■ Required work: Copy out each line of the data holding "warning".

(Data extracted from a collection)
::::
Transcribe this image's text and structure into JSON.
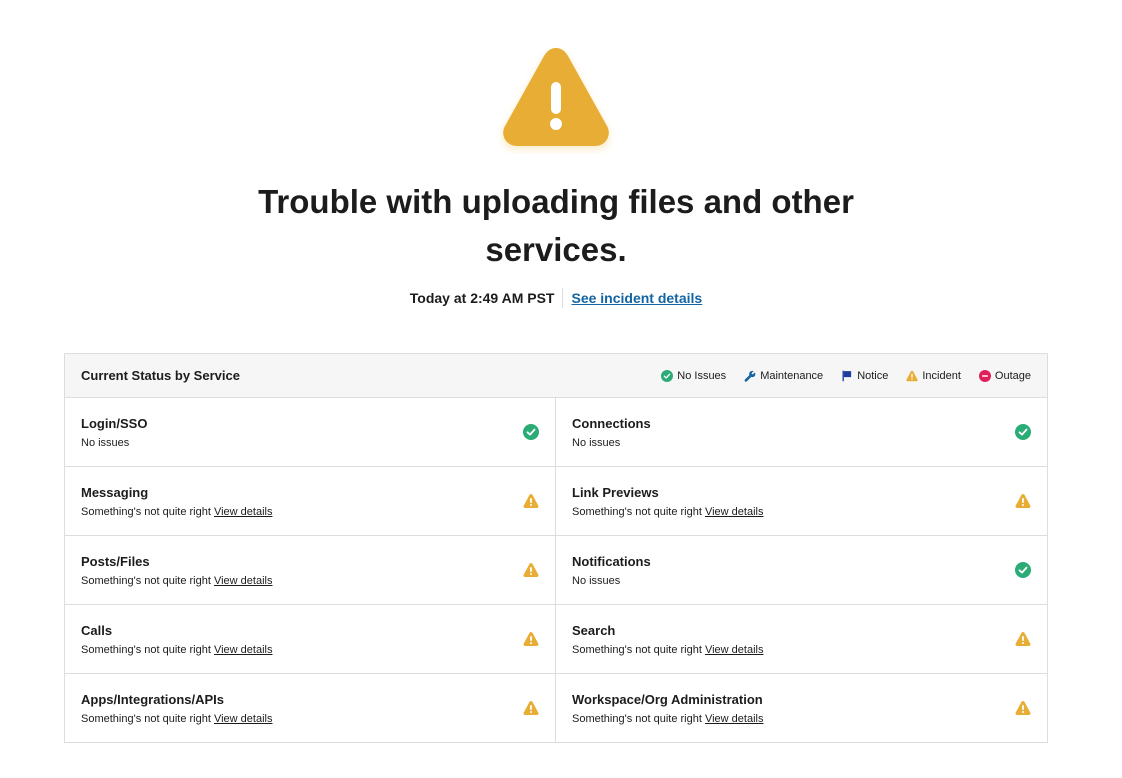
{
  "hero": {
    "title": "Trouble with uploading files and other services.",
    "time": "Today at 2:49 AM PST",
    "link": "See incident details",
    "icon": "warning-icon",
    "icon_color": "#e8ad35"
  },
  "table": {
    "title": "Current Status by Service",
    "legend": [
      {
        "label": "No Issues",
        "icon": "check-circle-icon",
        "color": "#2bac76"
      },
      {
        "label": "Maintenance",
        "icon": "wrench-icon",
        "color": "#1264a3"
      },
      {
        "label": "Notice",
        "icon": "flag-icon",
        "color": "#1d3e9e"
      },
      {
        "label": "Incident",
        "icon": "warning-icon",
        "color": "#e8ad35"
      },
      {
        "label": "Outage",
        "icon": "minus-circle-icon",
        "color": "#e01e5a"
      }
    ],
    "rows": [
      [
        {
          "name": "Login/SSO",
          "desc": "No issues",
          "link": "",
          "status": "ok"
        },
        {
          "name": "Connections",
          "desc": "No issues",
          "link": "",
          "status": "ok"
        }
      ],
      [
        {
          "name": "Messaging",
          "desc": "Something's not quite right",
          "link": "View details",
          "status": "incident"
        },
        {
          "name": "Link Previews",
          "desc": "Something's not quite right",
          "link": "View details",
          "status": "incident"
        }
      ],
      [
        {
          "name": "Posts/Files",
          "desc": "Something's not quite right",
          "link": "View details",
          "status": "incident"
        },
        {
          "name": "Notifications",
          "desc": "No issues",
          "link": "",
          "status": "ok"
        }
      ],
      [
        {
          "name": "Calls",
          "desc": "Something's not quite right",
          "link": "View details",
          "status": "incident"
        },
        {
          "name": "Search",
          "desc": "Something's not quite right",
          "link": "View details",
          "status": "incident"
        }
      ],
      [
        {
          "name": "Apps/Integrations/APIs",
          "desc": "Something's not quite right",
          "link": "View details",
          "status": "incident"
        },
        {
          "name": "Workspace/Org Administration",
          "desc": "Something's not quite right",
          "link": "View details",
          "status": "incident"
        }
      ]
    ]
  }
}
::::
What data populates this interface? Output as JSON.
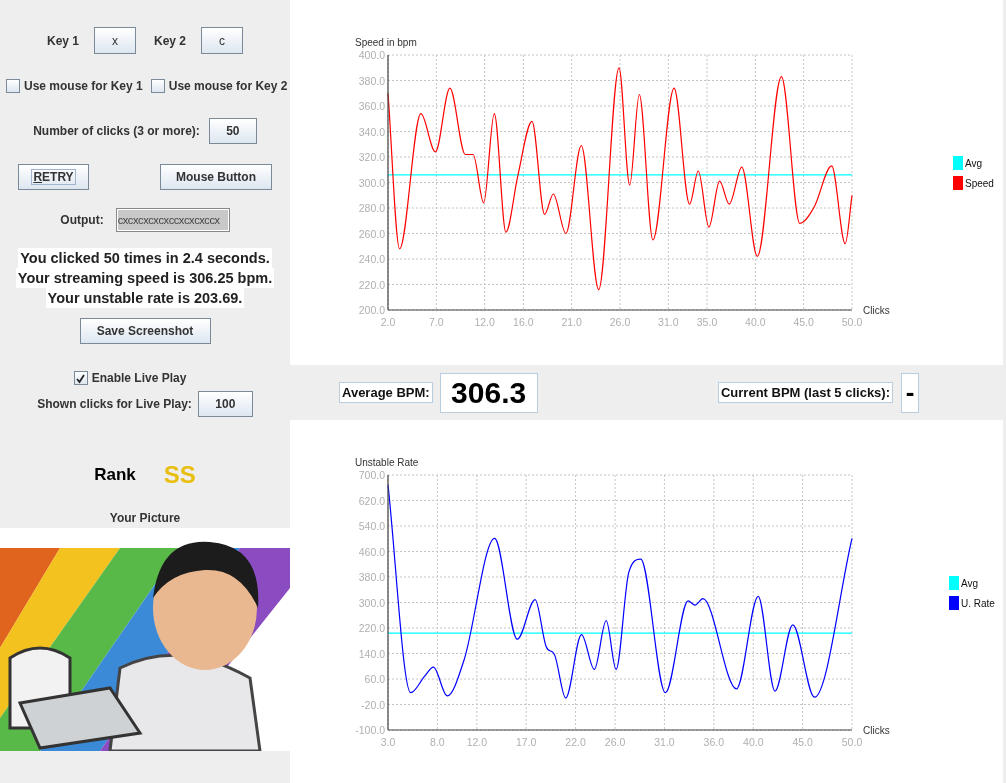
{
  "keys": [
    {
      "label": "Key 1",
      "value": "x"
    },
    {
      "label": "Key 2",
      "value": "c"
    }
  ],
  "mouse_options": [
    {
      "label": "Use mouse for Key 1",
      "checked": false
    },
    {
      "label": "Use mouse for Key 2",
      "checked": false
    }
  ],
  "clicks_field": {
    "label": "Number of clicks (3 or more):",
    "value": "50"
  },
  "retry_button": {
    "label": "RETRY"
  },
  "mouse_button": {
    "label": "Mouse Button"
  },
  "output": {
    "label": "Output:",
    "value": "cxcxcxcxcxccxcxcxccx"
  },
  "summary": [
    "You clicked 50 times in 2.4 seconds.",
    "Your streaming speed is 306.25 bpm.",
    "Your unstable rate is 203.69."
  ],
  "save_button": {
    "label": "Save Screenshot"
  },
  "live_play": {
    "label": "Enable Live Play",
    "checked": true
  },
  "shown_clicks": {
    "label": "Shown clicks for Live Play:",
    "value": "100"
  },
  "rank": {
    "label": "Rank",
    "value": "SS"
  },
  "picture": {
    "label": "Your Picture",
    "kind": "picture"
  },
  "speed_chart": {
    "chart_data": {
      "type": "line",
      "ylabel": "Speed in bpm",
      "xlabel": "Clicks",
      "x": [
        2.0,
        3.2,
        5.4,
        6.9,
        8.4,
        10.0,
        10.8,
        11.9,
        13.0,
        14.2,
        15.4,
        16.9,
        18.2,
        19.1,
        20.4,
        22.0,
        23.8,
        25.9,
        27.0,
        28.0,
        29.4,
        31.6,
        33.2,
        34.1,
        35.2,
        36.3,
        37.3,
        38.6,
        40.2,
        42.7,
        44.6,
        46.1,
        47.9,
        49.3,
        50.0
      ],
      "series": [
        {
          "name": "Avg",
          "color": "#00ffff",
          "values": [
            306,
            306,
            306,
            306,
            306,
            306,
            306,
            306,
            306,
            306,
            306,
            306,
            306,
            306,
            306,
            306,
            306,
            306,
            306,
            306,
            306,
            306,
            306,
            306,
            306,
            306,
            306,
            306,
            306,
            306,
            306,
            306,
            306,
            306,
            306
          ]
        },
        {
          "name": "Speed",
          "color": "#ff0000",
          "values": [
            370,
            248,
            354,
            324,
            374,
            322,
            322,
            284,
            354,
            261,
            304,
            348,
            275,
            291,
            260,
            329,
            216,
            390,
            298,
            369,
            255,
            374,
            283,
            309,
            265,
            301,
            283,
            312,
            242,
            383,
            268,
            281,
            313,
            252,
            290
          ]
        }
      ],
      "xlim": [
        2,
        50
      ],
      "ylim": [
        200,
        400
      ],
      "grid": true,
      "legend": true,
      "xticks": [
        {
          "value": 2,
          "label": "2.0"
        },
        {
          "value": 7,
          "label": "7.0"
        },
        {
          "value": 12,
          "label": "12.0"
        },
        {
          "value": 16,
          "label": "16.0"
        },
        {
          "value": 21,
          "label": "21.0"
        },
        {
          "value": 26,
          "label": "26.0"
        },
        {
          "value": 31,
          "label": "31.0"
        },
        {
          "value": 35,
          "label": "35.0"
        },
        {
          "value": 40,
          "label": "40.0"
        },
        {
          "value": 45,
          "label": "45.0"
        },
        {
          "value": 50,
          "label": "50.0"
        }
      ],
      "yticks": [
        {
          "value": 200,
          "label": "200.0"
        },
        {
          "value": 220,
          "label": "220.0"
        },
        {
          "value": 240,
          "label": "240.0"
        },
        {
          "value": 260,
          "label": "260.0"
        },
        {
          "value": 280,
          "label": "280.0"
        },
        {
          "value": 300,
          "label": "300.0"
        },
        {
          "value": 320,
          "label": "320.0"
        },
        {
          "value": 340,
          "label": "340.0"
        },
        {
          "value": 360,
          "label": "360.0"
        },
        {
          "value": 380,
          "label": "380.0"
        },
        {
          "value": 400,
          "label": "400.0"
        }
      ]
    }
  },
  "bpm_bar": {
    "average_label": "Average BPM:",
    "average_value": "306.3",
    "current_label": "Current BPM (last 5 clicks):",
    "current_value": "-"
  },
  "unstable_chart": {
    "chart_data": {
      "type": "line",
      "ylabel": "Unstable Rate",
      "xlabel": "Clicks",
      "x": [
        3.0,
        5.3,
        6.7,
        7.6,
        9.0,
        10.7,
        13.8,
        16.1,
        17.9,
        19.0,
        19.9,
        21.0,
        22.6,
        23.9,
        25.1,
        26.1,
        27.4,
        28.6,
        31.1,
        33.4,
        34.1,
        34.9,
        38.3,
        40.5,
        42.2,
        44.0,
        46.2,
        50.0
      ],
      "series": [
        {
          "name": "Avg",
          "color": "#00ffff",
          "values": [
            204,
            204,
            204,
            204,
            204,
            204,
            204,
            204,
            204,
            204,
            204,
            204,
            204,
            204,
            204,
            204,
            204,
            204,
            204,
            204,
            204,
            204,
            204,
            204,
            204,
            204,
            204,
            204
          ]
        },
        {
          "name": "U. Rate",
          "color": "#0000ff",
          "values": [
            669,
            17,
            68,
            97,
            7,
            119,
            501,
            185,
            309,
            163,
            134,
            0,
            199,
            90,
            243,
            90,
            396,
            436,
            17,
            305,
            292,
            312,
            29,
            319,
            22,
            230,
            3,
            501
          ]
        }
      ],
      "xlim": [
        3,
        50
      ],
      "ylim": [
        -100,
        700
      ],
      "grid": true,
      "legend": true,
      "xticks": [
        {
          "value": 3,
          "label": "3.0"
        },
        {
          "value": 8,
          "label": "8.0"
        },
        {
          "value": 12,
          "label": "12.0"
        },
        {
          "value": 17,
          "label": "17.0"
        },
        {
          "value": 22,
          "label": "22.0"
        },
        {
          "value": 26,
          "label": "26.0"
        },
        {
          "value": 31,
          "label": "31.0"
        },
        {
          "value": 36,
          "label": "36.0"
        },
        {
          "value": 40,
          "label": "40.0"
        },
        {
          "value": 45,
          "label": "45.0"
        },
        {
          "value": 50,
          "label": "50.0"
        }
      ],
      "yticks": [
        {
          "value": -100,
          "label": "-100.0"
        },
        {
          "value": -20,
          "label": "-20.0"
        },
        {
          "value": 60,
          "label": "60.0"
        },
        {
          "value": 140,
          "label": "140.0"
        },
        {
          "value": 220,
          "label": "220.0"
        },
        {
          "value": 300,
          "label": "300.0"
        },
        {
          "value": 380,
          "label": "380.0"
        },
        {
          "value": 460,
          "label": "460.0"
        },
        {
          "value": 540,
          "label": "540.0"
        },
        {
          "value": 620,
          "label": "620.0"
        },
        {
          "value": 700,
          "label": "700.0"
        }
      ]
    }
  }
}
::::
■ Output below:
    "icon": "warning-icon",
        "icon": "warning-icon",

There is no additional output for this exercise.